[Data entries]
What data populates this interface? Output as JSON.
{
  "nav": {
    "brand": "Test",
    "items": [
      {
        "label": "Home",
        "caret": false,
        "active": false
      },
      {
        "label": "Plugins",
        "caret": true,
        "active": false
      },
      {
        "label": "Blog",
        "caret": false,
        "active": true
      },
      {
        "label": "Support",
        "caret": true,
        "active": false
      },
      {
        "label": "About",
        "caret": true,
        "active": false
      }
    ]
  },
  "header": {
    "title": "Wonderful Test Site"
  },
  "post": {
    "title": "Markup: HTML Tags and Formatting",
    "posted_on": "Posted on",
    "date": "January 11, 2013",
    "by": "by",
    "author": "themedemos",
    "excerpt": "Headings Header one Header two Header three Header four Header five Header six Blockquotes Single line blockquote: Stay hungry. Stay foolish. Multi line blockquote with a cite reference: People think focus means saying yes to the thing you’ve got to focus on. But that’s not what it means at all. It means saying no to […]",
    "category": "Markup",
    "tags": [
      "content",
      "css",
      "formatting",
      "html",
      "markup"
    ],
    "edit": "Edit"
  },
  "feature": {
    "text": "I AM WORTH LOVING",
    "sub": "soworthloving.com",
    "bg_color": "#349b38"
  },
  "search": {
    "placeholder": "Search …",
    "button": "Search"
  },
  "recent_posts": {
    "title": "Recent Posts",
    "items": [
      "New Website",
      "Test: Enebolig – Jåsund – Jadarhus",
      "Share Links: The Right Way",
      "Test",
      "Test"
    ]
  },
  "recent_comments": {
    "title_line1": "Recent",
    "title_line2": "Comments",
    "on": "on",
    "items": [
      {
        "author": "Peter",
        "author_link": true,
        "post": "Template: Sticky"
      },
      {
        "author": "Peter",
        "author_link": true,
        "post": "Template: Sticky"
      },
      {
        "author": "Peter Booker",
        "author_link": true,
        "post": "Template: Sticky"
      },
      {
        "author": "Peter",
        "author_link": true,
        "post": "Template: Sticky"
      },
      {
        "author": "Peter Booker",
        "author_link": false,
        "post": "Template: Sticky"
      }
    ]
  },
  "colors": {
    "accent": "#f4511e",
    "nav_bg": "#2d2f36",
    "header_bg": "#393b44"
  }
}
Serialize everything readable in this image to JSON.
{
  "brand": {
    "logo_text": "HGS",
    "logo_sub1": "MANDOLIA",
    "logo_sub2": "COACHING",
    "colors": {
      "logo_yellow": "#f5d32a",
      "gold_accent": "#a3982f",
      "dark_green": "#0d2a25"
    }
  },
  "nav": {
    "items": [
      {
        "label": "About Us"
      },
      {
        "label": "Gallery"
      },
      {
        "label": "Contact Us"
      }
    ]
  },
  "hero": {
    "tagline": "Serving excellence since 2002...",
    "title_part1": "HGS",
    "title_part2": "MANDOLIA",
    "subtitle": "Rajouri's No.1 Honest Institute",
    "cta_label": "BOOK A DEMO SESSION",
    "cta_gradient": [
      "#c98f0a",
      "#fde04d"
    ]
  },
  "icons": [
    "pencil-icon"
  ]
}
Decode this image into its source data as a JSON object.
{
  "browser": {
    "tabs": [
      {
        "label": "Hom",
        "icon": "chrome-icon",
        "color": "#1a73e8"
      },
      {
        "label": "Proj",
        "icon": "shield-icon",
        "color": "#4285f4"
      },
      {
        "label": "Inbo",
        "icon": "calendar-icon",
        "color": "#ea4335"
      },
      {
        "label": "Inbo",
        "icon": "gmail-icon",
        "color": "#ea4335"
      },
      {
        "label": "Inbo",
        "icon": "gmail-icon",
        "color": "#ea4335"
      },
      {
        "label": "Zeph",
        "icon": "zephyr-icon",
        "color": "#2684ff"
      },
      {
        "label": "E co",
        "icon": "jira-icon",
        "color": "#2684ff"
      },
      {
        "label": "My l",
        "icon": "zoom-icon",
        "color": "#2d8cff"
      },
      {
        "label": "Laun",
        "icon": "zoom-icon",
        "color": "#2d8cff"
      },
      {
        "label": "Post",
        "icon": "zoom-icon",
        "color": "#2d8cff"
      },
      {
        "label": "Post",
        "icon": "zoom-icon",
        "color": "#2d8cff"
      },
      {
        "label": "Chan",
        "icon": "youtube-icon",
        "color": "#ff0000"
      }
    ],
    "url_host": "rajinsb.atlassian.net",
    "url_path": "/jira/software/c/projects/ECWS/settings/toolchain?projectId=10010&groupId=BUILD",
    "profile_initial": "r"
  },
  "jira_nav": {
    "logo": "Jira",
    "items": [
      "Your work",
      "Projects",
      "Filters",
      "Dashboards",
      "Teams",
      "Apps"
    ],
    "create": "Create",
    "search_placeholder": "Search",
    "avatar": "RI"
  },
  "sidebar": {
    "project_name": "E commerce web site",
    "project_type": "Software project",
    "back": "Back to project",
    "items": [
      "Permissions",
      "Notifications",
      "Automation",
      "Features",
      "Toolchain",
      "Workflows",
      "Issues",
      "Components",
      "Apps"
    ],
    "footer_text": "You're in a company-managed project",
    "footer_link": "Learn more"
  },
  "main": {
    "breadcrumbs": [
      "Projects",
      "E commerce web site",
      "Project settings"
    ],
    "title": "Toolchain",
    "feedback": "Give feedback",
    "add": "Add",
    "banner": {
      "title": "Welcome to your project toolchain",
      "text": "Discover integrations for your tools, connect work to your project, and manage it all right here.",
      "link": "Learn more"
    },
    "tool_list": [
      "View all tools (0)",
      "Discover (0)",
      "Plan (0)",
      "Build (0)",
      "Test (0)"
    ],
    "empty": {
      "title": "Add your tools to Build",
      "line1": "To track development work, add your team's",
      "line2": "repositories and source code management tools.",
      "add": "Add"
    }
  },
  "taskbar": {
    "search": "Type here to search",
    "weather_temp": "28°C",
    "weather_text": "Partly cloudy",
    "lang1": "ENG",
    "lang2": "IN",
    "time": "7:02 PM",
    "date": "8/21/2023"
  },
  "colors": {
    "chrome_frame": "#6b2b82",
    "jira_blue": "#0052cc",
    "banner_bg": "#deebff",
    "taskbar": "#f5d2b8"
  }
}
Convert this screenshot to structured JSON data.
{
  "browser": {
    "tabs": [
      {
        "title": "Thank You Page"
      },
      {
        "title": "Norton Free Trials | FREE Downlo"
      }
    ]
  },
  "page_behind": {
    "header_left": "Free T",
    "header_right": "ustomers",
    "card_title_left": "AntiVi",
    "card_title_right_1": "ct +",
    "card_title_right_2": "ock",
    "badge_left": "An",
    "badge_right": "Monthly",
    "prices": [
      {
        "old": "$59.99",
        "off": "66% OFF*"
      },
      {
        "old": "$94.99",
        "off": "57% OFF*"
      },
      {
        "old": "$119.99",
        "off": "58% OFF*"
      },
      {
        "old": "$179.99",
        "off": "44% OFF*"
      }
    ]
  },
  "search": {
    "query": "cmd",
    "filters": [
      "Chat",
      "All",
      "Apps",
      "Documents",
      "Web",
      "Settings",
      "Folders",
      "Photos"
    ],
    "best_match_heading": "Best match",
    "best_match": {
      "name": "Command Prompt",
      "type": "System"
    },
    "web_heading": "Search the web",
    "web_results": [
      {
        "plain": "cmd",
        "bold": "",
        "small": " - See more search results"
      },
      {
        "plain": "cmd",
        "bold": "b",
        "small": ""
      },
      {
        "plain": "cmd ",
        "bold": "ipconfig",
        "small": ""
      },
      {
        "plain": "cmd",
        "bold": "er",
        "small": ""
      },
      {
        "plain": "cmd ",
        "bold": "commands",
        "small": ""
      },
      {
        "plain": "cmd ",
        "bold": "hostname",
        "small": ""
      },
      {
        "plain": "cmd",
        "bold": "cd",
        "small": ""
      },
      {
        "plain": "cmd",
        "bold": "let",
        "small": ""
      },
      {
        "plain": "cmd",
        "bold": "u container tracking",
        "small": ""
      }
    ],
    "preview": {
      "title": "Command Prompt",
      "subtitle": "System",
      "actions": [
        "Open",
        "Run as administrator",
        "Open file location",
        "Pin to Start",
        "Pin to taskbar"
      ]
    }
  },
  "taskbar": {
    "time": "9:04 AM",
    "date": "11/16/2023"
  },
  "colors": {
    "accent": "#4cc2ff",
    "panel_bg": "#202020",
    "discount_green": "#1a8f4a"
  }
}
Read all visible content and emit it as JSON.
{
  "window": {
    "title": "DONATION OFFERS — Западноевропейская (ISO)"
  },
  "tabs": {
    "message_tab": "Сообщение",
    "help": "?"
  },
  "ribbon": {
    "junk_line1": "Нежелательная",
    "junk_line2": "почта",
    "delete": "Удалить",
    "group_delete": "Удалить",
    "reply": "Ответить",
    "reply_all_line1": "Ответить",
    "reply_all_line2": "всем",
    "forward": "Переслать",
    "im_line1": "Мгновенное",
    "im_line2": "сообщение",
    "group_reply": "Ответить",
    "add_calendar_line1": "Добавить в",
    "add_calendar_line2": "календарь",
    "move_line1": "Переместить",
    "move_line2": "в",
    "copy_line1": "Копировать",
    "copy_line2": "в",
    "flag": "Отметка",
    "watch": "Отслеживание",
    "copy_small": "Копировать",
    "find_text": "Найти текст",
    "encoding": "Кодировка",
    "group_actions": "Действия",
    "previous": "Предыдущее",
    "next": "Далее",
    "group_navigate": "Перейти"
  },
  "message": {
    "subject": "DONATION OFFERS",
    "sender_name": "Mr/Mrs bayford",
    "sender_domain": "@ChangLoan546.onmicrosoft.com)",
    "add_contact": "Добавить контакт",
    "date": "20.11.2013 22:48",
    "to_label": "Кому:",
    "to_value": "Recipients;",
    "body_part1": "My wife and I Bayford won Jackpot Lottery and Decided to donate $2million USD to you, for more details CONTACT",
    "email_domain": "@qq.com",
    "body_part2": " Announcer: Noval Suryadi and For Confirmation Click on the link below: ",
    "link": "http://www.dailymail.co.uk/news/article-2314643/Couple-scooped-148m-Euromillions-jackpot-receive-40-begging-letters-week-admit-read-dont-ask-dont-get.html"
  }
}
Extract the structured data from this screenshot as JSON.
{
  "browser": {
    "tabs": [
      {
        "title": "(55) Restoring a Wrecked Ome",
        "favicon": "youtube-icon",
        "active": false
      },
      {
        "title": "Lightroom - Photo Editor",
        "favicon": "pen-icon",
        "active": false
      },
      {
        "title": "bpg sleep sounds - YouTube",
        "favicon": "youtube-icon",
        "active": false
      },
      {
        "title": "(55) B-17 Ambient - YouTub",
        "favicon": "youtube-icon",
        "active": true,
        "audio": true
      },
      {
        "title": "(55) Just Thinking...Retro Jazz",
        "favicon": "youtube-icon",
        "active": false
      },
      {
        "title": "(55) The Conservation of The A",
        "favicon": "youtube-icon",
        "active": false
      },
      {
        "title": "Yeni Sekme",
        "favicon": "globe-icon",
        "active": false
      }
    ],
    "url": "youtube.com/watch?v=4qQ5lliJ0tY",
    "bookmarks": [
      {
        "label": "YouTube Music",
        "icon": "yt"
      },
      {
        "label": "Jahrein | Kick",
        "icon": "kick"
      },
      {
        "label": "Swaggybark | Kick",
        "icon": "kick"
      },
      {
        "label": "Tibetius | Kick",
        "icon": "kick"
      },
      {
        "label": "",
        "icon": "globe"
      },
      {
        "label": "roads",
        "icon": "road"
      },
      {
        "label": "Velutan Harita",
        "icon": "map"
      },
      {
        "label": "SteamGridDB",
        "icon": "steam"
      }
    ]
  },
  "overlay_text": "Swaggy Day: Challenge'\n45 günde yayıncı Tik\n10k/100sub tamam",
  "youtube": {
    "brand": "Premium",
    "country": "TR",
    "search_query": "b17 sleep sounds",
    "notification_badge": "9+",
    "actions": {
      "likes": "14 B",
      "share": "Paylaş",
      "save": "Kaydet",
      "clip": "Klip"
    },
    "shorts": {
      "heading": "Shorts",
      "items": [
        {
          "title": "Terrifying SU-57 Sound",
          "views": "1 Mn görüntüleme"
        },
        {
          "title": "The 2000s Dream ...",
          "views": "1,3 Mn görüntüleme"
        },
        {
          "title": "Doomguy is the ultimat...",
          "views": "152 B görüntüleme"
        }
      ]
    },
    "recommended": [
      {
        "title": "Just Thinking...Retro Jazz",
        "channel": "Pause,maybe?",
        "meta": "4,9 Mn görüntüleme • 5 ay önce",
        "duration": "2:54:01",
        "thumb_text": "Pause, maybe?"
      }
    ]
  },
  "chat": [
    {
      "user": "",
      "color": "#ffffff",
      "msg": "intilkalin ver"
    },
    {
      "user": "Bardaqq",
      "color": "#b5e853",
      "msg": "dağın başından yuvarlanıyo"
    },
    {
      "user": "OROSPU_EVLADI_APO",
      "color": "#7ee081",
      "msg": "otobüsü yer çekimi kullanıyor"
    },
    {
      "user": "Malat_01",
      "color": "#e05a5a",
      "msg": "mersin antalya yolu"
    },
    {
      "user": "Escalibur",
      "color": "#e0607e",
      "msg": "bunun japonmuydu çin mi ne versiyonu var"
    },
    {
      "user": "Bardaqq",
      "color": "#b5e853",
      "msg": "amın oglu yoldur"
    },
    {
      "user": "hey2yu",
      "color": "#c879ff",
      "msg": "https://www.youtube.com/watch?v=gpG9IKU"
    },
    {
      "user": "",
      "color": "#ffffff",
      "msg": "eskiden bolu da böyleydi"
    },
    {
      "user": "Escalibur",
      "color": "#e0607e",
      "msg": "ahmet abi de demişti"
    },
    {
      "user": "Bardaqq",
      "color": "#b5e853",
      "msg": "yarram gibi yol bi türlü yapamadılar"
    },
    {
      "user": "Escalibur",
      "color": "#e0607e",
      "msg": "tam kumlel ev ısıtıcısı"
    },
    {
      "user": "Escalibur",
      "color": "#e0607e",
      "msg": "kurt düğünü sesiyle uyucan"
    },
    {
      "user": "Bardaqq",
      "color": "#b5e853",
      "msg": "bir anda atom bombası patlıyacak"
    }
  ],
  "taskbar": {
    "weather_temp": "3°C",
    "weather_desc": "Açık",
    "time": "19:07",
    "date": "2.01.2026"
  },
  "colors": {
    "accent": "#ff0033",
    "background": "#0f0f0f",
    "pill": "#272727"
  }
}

§ **YOUR OBJECTIVE**
Extract every line above that contains the word "image".

§ **FULL OUTPUT**
Serialize everything readable in this image to JSON.
Decode this image into its source data as a JSON object.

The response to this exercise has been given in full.